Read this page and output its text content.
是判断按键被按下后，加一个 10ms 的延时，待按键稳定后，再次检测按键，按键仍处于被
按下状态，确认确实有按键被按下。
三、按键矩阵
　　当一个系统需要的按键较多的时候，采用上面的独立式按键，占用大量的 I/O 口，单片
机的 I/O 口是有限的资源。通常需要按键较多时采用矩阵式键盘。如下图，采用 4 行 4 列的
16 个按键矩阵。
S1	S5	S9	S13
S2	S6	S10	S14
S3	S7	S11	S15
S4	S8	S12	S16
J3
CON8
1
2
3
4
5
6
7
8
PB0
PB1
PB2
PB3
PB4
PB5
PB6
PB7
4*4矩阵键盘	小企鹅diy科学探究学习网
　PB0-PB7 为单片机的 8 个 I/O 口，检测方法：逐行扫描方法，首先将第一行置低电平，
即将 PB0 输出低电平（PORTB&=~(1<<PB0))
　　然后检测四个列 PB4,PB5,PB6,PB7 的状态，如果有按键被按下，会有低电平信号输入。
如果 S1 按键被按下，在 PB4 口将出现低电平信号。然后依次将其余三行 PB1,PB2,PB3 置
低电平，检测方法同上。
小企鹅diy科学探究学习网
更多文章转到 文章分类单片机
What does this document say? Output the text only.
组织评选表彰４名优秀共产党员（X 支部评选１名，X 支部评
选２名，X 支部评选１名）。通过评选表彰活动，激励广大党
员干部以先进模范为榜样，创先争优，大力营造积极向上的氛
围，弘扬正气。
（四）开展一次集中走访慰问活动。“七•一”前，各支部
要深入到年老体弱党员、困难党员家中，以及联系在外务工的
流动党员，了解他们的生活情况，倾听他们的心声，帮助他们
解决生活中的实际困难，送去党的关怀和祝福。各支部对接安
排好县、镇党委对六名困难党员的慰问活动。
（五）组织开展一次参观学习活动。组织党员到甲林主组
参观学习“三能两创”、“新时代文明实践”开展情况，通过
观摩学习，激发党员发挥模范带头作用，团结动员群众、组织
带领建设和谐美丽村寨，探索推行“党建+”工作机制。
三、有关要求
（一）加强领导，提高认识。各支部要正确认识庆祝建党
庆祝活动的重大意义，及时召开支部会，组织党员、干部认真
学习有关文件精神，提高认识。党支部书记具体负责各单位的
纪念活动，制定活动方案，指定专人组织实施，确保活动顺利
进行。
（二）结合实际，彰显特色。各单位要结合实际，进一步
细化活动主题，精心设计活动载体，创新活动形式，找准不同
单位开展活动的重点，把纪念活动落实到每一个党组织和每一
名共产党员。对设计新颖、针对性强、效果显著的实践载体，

* **Written task**: Your task is to repeat every entry exactly.

* **Written response**:
Read this page and output its text content.
是判断按键被按下后，加一个 10ms 的延时，待按键稳定后，再次检测按键，按键仍处于被
按下状态，确认确实有按键被按下。
三、按键矩阵
　　当一个系统需要的按键较多的时候，采用上面的独立式按键，占用大量的 I/O 口，单片
机的 I/O 口是有限的资源。通常需要按键较多时采用矩阵式键盘。如下图，采用 4 行 4 列的
16 个按键矩阵。
S1	S5	S9	S13
S2	S6	S10	S14
S3	S7	S11	S15
S4	S8	S12	S16
J3
CON8
1
2
3
4
5
6
7
8
PB0
PB1
PB2
PB3
PB4
PB5
PB6
PB7
4*4矩阵键盘	小企鹅diy科学探究学习网
　PB0-PB7 为单片机的 8 个 I/O 口，检测方法：逐行扫描方法，首先将第一行置低电平，
即将 PB0 输出低电平（PORTB&=~(1<<PB0))
　　然后检测四个列 PB4,PB5,PB6,PB7 的状态，如果有按键被按下，会有低电平信号输入。
如果 S1 按键被按下，在 PB4 口将出现低电平信号。然后依次将其余三行 PB1,PB2,PB3 置
低电平，检测方法同上。
小企鹅diy科学探究学习网
更多文章转到 文章分类单片机
What does this document say? Output the text only.
组织评选表彰４名优秀共产党员（X 支部评选１名，X 支部评
选２名，X 支部评选１名）。通过评选表彰活动，激励广大党
员干部以先进模范为榜样，创先争优，大力营造积极向上的氛
围，弘扬正气。
（四）开展一次集中走访慰问活动。“七•一”前，各支部
要深入到年老体弱党员、困难党员家中，以及联系在外务工的
流动党员，了解他们的生活情况，倾听他们的心声，帮助他们
解决生活中的实际困难，送去党的关怀和祝福。各支部对接安
排好县、镇党委对六名困难党员的慰问活动。
（五）组织开展一次参观学习活动。组织党员到甲林主组
参观学习“三能两创”、“新时代文明实践”开展情况，通过
观摩学习，激发党员发挥模范带头作用，团结动员群众、组织
带领建设和谐美丽村寨，探索推行“党建+”工作机制。
三、有关要求
（一）加强领导，提高认识。各支部要正确认识庆祝建党
庆祝活动的重大意义，及时召开支部会，组织党员、干部认真
学习有关文件精神，提高认识。党支部书记具体负责各单位的
纪念活动，制定活动方案，指定专人组织实施，确保活动顺利
进行。
（二）结合实际，彰显特色。各单位要结合实际，进一步
细化活动主题，精心设计活动载体，创新活动形式，找准不同
单位开展活动的重点，把纪念活动落实到每一个党组织和每一
名共产党员。对设计新颖、针对性强、效果显著的实践载体，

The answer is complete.